Trecho do documento
▽

CGADB de 1985: um pouco além da história oficial

A história trás respeitabilidade e legitimidade a uma instituição, seja ela política, financeira, empresarial ou religiosa. Sendo assim, todo grupo institucional procura não só contar sua história, mas também controlá-la. E nesse processo, selecionam-se as informações, omitem-se outras, e na construção da narrativa histórica procura-se dar um tom edificante e moralista para os fatos que serão escritos e perpetuados no imaginário coletivo. 

Com as Assembleias de Deus no Brasil não é diferente. Com as proximidades do centenário, e de outras datas significativas, sua liderança através da CPAD, procurou contar (ou recontar em alguns casos) a história da igreja e de seus líderes. Porém, como também é de praxe em toda instituição, passa ao largo de vários pontos polêmicos, e deixa vácuos enormes no entendimento da história. Somente nas entrelinhas que se percebe que algo não foi bem.


Livro da CPAD: história na ótica oficial da liderança atual
Um claro exemplo disso acontece no livro História da Convenção Geral das Assembleias de Deus no Brasil, quando se conta sobre a CGADB de 1985. Foi nessa convenção nacional, que se elegeu a chamada "chapa do consenso", ou seja, uma chapa única, eleita por aclamação para presidir a CGADB no biênio (1985-87). A eleição, conduzida pelo presidente do biênio (1983-85) Manuel Ferreira da AD de Madureira foi descrito como o "grande acontecimento da Convenção Geral" e representava a unidade da igreja, sendo idealizada num encontro de lideranças ocorrido em João Pessoa/PB.

△

Itens listados

▽

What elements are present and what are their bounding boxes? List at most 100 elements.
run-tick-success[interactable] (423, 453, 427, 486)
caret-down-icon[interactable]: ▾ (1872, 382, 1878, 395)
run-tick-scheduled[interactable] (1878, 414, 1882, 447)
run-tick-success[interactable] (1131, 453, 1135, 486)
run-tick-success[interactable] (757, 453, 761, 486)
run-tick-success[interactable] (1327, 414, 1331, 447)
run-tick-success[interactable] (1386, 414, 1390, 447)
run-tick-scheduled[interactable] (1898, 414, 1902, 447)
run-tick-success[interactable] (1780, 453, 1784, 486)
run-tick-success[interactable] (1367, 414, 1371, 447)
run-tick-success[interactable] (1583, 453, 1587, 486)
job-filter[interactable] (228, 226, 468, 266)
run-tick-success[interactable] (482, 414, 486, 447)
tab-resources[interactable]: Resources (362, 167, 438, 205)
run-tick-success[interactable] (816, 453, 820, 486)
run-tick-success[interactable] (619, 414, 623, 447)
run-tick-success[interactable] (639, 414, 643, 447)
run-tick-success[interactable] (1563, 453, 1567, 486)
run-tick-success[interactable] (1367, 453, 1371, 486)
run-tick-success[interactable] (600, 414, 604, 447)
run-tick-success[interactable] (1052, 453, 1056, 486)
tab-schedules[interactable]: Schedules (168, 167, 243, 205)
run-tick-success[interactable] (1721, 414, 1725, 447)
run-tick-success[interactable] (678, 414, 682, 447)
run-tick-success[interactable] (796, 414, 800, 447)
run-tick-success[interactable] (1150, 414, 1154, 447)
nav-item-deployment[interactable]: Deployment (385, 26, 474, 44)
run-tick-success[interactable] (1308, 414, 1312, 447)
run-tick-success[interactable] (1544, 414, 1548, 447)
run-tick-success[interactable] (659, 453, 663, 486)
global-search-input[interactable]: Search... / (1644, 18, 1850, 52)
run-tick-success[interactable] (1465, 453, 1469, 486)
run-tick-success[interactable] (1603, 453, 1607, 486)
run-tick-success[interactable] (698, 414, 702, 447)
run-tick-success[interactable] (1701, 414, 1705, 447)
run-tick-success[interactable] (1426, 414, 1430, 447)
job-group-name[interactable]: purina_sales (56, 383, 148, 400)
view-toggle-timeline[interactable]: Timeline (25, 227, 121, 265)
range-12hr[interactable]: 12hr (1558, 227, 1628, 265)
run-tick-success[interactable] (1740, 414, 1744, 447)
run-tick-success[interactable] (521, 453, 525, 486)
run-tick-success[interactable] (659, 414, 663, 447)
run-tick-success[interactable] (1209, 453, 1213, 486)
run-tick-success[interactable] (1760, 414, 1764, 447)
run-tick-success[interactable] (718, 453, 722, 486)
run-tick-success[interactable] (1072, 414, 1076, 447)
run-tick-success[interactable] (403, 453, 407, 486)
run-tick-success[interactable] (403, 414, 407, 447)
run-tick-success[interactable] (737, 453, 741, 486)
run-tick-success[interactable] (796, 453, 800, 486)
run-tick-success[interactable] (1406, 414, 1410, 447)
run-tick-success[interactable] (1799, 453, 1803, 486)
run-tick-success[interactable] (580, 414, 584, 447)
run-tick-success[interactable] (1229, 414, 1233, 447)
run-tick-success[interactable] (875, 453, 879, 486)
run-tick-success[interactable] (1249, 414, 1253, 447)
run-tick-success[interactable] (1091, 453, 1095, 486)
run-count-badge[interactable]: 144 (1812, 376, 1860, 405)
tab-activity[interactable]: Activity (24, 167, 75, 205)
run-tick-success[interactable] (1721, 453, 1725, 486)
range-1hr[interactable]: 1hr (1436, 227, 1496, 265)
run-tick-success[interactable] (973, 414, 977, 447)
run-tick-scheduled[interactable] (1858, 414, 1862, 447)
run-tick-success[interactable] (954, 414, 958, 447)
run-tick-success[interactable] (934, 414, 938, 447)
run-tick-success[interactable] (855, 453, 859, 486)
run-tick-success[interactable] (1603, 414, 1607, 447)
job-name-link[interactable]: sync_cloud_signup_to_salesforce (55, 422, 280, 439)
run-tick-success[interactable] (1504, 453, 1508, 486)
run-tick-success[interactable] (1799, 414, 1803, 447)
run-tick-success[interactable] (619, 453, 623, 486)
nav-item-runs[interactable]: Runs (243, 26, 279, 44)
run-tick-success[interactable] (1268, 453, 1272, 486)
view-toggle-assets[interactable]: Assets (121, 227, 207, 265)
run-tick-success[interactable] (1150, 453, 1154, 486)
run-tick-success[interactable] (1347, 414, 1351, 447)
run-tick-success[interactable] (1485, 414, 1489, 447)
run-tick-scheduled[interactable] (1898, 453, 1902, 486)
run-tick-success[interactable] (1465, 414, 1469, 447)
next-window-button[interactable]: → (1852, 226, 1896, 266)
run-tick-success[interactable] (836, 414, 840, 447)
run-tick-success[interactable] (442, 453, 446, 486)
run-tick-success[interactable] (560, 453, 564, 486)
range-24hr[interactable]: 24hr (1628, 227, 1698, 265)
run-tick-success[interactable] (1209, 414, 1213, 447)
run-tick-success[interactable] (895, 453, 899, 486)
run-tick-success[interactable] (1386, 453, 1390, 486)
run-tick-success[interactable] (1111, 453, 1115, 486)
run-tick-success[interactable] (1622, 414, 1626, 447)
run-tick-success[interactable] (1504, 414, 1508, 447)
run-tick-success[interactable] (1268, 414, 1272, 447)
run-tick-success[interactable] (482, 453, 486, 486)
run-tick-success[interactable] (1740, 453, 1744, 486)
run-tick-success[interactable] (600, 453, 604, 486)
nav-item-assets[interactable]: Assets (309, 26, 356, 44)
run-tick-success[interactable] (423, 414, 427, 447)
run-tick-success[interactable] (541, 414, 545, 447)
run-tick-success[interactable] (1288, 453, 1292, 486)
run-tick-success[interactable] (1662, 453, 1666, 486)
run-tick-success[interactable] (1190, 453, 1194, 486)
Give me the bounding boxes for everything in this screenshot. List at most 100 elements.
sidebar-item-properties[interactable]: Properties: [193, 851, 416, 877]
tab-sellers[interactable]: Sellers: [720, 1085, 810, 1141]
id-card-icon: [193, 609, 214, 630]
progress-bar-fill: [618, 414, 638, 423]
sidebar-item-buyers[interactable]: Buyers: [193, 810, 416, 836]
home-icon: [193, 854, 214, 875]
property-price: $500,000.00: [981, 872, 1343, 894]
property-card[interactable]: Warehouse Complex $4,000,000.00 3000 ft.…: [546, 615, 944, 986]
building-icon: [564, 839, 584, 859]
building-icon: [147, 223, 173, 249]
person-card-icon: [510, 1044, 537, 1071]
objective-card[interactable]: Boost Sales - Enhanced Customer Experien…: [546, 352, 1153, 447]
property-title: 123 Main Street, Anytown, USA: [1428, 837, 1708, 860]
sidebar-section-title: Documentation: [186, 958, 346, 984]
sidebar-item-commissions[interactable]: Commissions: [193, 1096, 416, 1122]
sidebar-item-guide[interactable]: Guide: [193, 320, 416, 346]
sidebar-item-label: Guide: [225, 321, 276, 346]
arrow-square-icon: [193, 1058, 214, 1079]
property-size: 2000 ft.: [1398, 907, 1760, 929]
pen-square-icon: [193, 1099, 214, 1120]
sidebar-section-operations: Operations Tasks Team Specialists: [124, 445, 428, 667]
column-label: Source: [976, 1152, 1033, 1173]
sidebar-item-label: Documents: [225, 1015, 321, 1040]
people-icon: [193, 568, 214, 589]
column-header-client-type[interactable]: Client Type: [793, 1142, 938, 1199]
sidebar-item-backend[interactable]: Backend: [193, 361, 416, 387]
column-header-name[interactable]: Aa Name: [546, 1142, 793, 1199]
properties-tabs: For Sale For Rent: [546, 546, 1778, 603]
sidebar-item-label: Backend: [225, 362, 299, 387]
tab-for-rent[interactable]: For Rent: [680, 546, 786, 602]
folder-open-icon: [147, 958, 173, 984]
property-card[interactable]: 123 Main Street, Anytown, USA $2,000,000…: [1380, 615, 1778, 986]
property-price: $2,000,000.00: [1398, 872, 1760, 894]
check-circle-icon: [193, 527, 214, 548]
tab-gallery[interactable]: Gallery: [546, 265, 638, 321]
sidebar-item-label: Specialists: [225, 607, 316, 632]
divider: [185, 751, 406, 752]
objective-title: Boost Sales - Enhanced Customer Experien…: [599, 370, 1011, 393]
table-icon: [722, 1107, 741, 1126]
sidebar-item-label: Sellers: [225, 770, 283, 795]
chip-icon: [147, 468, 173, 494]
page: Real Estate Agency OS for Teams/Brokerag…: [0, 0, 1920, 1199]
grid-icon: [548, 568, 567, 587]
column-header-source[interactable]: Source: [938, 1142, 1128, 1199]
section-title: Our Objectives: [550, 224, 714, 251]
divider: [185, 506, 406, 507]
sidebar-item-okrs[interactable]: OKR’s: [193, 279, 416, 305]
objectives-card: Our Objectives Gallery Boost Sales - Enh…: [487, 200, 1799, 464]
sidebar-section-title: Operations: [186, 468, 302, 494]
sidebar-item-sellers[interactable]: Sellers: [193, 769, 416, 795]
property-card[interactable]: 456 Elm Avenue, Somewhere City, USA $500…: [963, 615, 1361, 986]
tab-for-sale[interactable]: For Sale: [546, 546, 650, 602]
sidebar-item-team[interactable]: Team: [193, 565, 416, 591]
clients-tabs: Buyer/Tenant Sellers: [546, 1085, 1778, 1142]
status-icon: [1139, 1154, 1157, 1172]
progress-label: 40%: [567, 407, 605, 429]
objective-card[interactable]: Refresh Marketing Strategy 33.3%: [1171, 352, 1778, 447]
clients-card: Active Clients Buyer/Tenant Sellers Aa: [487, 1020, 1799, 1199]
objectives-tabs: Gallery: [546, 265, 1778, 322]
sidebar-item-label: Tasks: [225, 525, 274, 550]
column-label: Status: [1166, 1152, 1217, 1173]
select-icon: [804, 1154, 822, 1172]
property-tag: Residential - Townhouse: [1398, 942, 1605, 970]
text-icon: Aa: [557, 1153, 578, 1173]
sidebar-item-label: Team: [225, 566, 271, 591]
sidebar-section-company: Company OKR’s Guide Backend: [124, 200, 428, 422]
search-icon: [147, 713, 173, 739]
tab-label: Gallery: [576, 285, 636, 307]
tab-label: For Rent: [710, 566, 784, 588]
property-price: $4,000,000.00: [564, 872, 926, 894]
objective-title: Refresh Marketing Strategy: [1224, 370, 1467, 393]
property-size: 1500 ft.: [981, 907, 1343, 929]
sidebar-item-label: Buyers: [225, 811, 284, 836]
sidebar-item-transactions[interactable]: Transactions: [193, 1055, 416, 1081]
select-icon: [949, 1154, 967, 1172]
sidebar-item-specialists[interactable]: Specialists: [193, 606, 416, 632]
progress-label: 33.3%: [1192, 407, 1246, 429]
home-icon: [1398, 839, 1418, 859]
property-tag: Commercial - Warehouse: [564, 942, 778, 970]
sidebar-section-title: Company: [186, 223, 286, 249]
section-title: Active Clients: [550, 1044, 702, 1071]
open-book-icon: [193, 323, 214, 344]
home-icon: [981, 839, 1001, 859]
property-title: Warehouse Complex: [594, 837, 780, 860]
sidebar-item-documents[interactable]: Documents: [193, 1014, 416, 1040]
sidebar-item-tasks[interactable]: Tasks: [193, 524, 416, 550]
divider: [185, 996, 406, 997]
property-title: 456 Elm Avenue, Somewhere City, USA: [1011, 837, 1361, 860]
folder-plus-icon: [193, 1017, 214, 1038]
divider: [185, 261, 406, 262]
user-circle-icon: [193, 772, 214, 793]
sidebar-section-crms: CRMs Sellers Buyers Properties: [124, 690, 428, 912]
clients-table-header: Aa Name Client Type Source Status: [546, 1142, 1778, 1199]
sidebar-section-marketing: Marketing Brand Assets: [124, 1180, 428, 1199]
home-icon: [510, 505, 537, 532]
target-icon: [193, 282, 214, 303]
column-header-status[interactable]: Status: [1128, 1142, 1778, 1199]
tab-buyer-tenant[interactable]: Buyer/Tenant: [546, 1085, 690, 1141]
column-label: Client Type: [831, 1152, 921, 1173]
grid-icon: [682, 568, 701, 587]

△

Objetivo 1
Reproduza fielmente a passagem do texto sobre a CGADB de 1985 que começa nas palavras "A história trás" e termina logo após "no imaginário coletivo.".
Objetivo 2
De acordo com o texto sobre a CGADB de 1985, por que todo grupo institucional procura não só contar sua história, mas também controlá-la? Responda em uma a três frases.

Solução 1
A história trás respeitabilidade e legitimidade a uma instituição, seja ela política, financeira, empresarial ou religiosa. Sendo assim, todo grupo institucional procura não só contar sua história, mas também controlá-la. E nesse processo, selecionam-se as informações, omitem-se outras, e na construção da narrativa histórica procura-se dar um tom edificante e moralista para os fatos que serão escritos e perpetuados no imaginário coletivo.

Solução 2
Porque a história confere respeitabilidade e legitimidade a uma instituição, seja ela política, financeira, empresarial ou religiosa.